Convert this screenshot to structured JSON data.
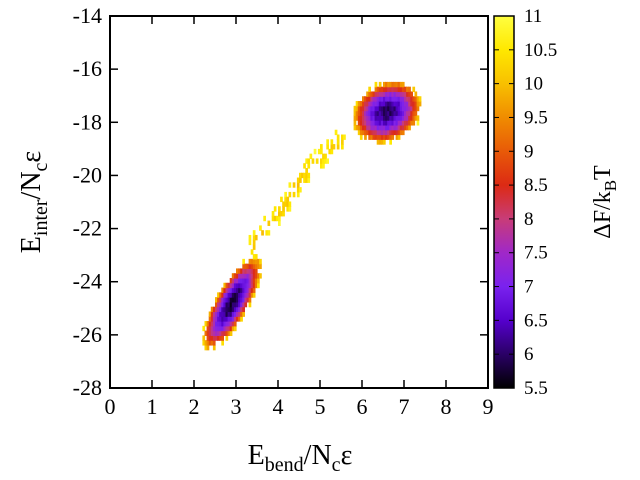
{
  "chart_data": {
    "type": "heatmap",
    "title": "",
    "xlabel": {
      "main": "E",
      "sub": "bend",
      "rest": "/N",
      "sub2": "c",
      "end": "ε"
    },
    "ylabel": {
      "main": "E",
      "sub": "inter",
      "rest": "/N",
      "sub2": "c",
      "end": "ε"
    },
    "colorbar_label": {
      "main": "ΔF/k",
      "sub": "B",
      "end": "T"
    },
    "xlim": [
      0,
      9
    ],
    "ylim": [
      -28,
      -14
    ],
    "zlim": [
      5.5,
      11
    ],
    "x_ticks": [
      "0",
      "1",
      "2",
      "3",
      "4",
      "5",
      "6",
      "7",
      "8",
      "9"
    ],
    "y_ticks": [
      "-28",
      "-26",
      "-24",
      "-22",
      "-20",
      "-18",
      "-16",
      "-14"
    ],
    "colorbar_ticks": [
      "5.5",
      "6",
      "6.5",
      "7",
      "7.5",
      "8",
      "8.5",
      "9",
      "9.5",
      "10",
      "10.5",
      "11"
    ],
    "colormap": [
      "#000000",
      "#2a0066",
      "#5500cc",
      "#7a22ee",
      "#a028c8",
      "#c83c78",
      "#dc2a14",
      "#e85a08",
      "#f08c00",
      "#f8c000",
      "#ffe800",
      "#ffff40"
    ],
    "basins": [
      {
        "x": 2.9,
        "y": -24.8,
        "free_energy_min": 5.8
      },
      {
        "x": 6.6,
        "y": -17.6,
        "free_energy_min": 6.0
      }
    ],
    "transition_path": [
      {
        "x": 3.4,
        "y": -22.6
      },
      {
        "x": 4.2,
        "y": -21.0
      },
      {
        "x": 4.8,
        "y": -19.6
      },
      {
        "x": 5.5,
        "y": -18.6
      }
    ]
  }
}
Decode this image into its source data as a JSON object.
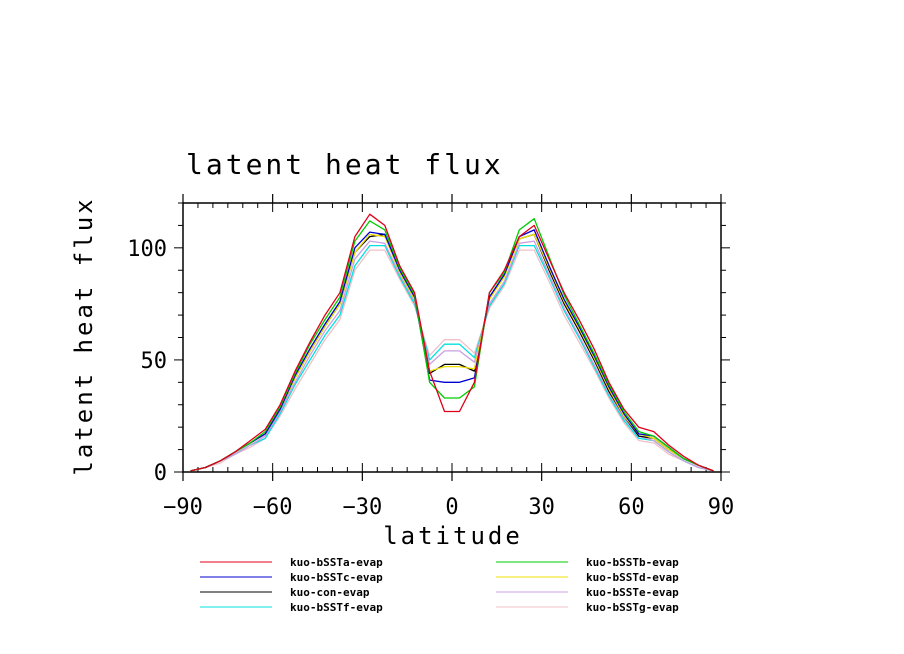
{
  "chart_data": {
    "type": "line",
    "title": "latent heat flux",
    "xlabel": "latitude",
    "ylabel": "latent heat flux",
    "xlim": [
      -90,
      90
    ],
    "ylim": [
      0,
      120
    ],
    "xticks": [
      -90,
      -60,
      -30,
      0,
      30,
      60,
      90
    ],
    "xtick_labels": [
      "−90",
      "−60",
      "−30",
      "0",
      "30",
      "60",
      "90"
    ],
    "yticks": [
      0,
      50,
      100
    ],
    "ytick_labels": [
      "0",
      "50",
      "100"
    ],
    "grid": false,
    "legend_position": "bottom",
    "x": [
      -87.5,
      -82.5,
      -77.5,
      -72.5,
      -67.5,
      -62.5,
      -57.5,
      -52.5,
      -47.5,
      -42.5,
      -37.5,
      -32.5,
      -27.5,
      -22.5,
      -17.5,
      -12.5,
      -7.5,
      -2.5,
      2.5,
      7.5,
      12.5,
      17.5,
      22.5,
      27.5,
      32.5,
      37.5,
      42.5,
      47.5,
      52.5,
      57.5,
      62.5,
      67.5,
      72.5,
      77.5,
      82.5,
      87.5
    ],
    "series": [
      {
        "name": "kuo-bSSTa-evap",
        "color": "#e0001a",
        "values": [
          0.5,
          2,
          5,
          9,
          14,
          19,
          30,
          45,
          58,
          70,
          80,
          105,
          115,
          110,
          92,
          80,
          45,
          27,
          27,
          40,
          80,
          90,
          105,
          110,
          95,
          80,
          68,
          55,
          40,
          28,
          20,
          18,
          12,
          7,
          3,
          0.5
        ]
      },
      {
        "name": "kuo-bSSTb-evap",
        "color": "#00cc00",
        "values": [
          0.5,
          2,
          5,
          9,
          13,
          18,
          29,
          44,
          57,
          68,
          78,
          103,
          112,
          108,
          91,
          79,
          40,
          33,
          33,
          38,
          80,
          89,
          108,
          113,
          96,
          79,
          66,
          53,
          39,
          27,
          18,
          16,
          11,
          6,
          3,
          0.5
        ]
      },
      {
        "name": "kuo-bSSTc-evap",
        "color": "#0000d0",
        "values": [
          0.5,
          2,
          5,
          9,
          13,
          17,
          28,
          43,
          55,
          66,
          76,
          100,
          107,
          106,
          90,
          78,
          41,
          40,
          40,
          42,
          78,
          88,
          105,
          108,
          92,
          77,
          65,
          52,
          38,
          26,
          17,
          16,
          11,
          6,
          3,
          0.5
        ]
      },
      {
        "name": "kuo-bSSTd-evap",
        "color": "#f0e000",
        "values": [
          0.5,
          2,
          5,
          9,
          13,
          17,
          28,
          42,
          54,
          65,
          75,
          98,
          106,
          105,
          89,
          77,
          45,
          47,
          47,
          46,
          77,
          87,
          104,
          106,
          91,
          76,
          64,
          51,
          37,
          25,
          17,
          15,
          10,
          6,
          3,
          0.5
        ]
      },
      {
        "name": "kuo-con-evap",
        "color": "#000000",
        "values": [
          0.5,
          2,
          5,
          9,
          13,
          17,
          28,
          42,
          54,
          65,
          75,
          98,
          105,
          106,
          90,
          78,
          44,
          48,
          48,
          45,
          78,
          88,
          104,
          106,
          90,
          75,
          63,
          50,
          36,
          25,
          16,
          15,
          10,
          6,
          3,
          0.5
        ]
      },
      {
        "name": "kuo-bSSTe-evap",
        "color": "#c8a0e0",
        "values": [
          0.5,
          2,
          5,
          8,
          12,
          16,
          27,
          40,
          52,
          63,
          72,
          95,
          103,
          102,
          88,
          76,
          48,
          54,
          54,
          49,
          75,
          85,
          102,
          103,
          88,
          73,
          61,
          48,
          35,
          24,
          16,
          14,
          9,
          5,
          2,
          0.5
        ]
      },
      {
        "name": "kuo-bSSTf-evap",
        "color": "#00e0e0",
        "values": [
          0.5,
          2,
          5,
          8,
          12,
          15,
          26,
          39,
          50,
          61,
          70,
          92,
          101,
          101,
          87,
          75,
          50,
          57,
          57,
          51,
          74,
          84,
          101,
          101,
          87,
          72,
          60,
          47,
          34,
          23,
          15,
          14,
          9,
          5,
          2,
          0.5
        ]
      },
      {
        "name": "kuo-bSSTg-evap",
        "color": "#f0c0c8",
        "values": [
          0.5,
          2,
          4,
          8,
          11,
          15,
          25,
          37,
          48,
          59,
          68,
          90,
          99,
          99,
          86,
          74,
          52,
          59,
          59,
          53,
          73,
          83,
          99,
          99,
          85,
          70,
          58,
          46,
          33,
          22,
          14,
          13,
          8,
          5,
          2,
          0.5
        ]
      }
    ]
  }
}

# # # #

■ TASK DIRECTIONS
Restate the data above word for word. Skip every picture.

■ RESULT OF THE EXERCISE
Convert this screenshot to structured JSON data.
{
  "chart_data": {
    "type": "heatmap",
    "title": "",
    "xlabel": {
      "main": "E",
      "sub": "bend",
      "rest": "/N",
      "sub2": "c",
      "end": "ε"
    },
    "ylabel": {
      "main": "E",
      "sub": "inter",
      "rest": "/N",
      "sub2": "c",
      "end": "ε"
    },
    "colorbar_label": {
      "main": "ΔF/k",
      "sub": "B",
      "end": "T"
    },
    "xlim": [
      0,
      9
    ],
    "ylim": [
      -28,
      -14
    ],
    "zlim": [
      5.5,
      11
    ],
    "x_ticks": [
      "0",
      "1",
      "2",
      "3",
      "4",
      "5",
      "6",
      "7",
      "8",
      "9"
    ],
    "y_ticks": [
      "-28",
      "-26",
      "-24",
      "-22",
      "-20",
      "-18",
      "-16",
      "-14"
    ],
    "colorbar_ticks": [
      "5.5",
      "6",
      "6.5",
      "7",
      "7.5",
      "8",
      "8.5",
      "9",
      "9.5",
      "10",
      "10.5",
      "11"
    ],
    "colormap": [
      "#000000",
      "#2a0066",
      "#5500cc",
      "#7a22ee",
      "#a028c8",
      "#c83c78",
      "#dc2a14",
      "#e85a08",
      "#f08c00",
      "#f8c000",
      "#ffe800",
      "#ffff40"
    ],
    "basins": [
      {
        "x": 2.9,
        "y": -24.8,
        "free_energy_min": 5.8
      },
      {
        "x": 6.6,
        "y": -17.6,
        "free_energy_min": 6.0
      }
    ],
    "transition_path": [
      {
        "x": 3.4,
        "y": -22.6
      },
      {
        "x": 4.2,
        "y": -21.0
      },
      {
        "x": 4.8,
        "y": -19.6
      },
      {
        "x": 5.5,
        "y": -18.6
      }
    ]
  }
}
Decode this image into its source data as a JSON object.
{
  "chart_data": {
    "type": "line",
    "title": "latent heat flux",
    "xlabel": "latitude",
    "ylabel": "latent heat flux",
    "xlim": [
      -90,
      90
    ],
    "ylim": [
      0,
      120
    ],
    "xticks": [
      -90,
      -60,
      -30,
      0,
      30,
      60,
      90
    ],
    "xtick_labels": [
      "−90",
      "−60",
      "−30",
      "0",
      "30",
      "60",
      "90"
    ],
    "yticks": [
      0,
      50,
      100
    ],
    "ytick_labels": [
      "0",
      "50",
      "100"
    ],
    "grid": false,
    "legend_position": "bottom",
    "x": [
      -87.5,
      -82.5,
      -77.5,
      -72.5,
      -67.5,
      -62.5,
      -57.5,
      -52.5,
      -47.5,
      -42.5,
      -37.5,
      -32.5,
      -27.5,
      -22.5,
      -17.5,
      -12.5,
      -7.5,
      -2.5,
      2.5,
      7.5,
      12.5,
      17.5,
      22.5,
      27.5,
      32.5,
      37.5,
      42.5,
      47.5,
      52.5,
      57.5,
      62.5,
      67.5,
      72.5,
      77.5,
      82.5,
      87.5
    ],
    "series": [
      {
        "name": "kuo-bSSTa-evap",
        "color": "#e0001a",
        "values": [
          0.5,
          2,
          5,
          9,
          14,
          19,
          30,
          45,
          58,
          70,
          80,
          105,
          115,
          110,
          92,
          80,
          45,
          27,
          27,
          40,
          80,
          90,
          105,
          110,
          95,
          80,
          68,
          55,
          40,
          28,
          20,
          18,
          12,
          7,
          3,
          0.5
        ]
      },
      {
        "name": "kuo-bSSTb-evap",
        "color": "#00cc00",
        "values": [
          0.5,
          2,
          5,
          9,
          13,
          18,
          29,
          44,
          57,
          68,
          78,
          103,
          112,
          108,
          91,
          79,
          40,
          33,
          33,
          38,
          80,
          89,
          108,
          113,
          96,
          79,
          66,
          53,
          39,
          27,
          18,
          16,
          11,
          6,
          3,
          0.5
        ]
      },
      {
        "name": "kuo-bSSTc-evap",
        "color": "#0000d0",
        "values": [
          0.5,
          2,
          5,
          9,
          13,
          17,
          28,
          43,
          55,
          66,
          76,
          100,
          107,
          106,
          90,
          78,
          41,
          40,
          40,
          42,
          78,
          88,
          105,
          108,
          92,
          77,
          65,
          52,
          38,
          26,
          17,
          16,
          11,
          6,
          3,
          0.5
        ]
      },
      {
        "name": "kuo-bSSTd-evap",
        "color": "#f0e000",
        "values": [
          0.5,
          2,
          5,
          9,
          13,
          17,
          28,
          42,
          54,
          65,
          75,
          98,
          106,
          105,
          89,
          77,
          45,
          47,
          47,
          46,
          77,
          87,
          104,
          106,
          91,
          76,
          64,
          51,
          37,
          25,
          17,
          15,
          10,
          6,
          3,
          0.5
        ]
      },
      {
        "name": "kuo-con-evap",
        "color": "#000000",
        "values": [
          0.5,
          2,
          5,
          9,
          13,
          17,
          28,
          42,
          54,
          65,
          75,
          98,
          105,
          106,
          90,
          78,
          44,
          48,
          48,
          45,
          78,
          88,
          104,
          106,
          90,
          75,
          63,
          50,
          36,
          25,
          16,
          15,
          10,
          6,
          3,
          0.5
        ]
      },
      {
        "name": "kuo-bSSTe-evap",
        "color": "#c8a0e0",
        "values": [
          0.5,
          2,
          5,
          8,
          12,
          16,
          27,
          40,
          52,
          63,
          72,
          95,
          103,
          102,
          88,
          76,
          48,
          54,
          54,
          49,
          75,
          85,
          102,
          103,
          88,
          73,
          61,
          48,
          35,
          24,
          16,
          14,
          9,
          5,
          2,
          0.5
        ]
      },
      {
        "name": "kuo-bSSTf-evap",
        "color": "#00e0e0",
        "values": [
          0.5,
          2,
          5,
          8,
          12,
          15,
          26,
          39,
          50,
          61,
          70,
          92,
          101,
          101,
          87,
          75,
          50,
          57,
          57,
          51,
          74,
          84,
          101,
          101,
          87,
          72,
          60,
          47,
          34,
          23,
          15,
          14,
          9,
          5,
          2,
          0.5
        ]
      },
      {
        "name": "kuo-bSSTg-evap",
        "color": "#f0c0c8",
        "values": [
          0.5,
          2,
          4,
          8,
          11,
          15,
          25,
          37,
          48,
          59,
          68,
          90,
          99,
          99,
          86,
          74,
          52,
          59,
          59,
          53,
          73,
          83,
          99,
          99,
          85,
          70,
          58,
          46,
          33,
          22,
          14,
          13,
          8,
          5,
          2,
          0.5
        ]
      }
    ]
  }
}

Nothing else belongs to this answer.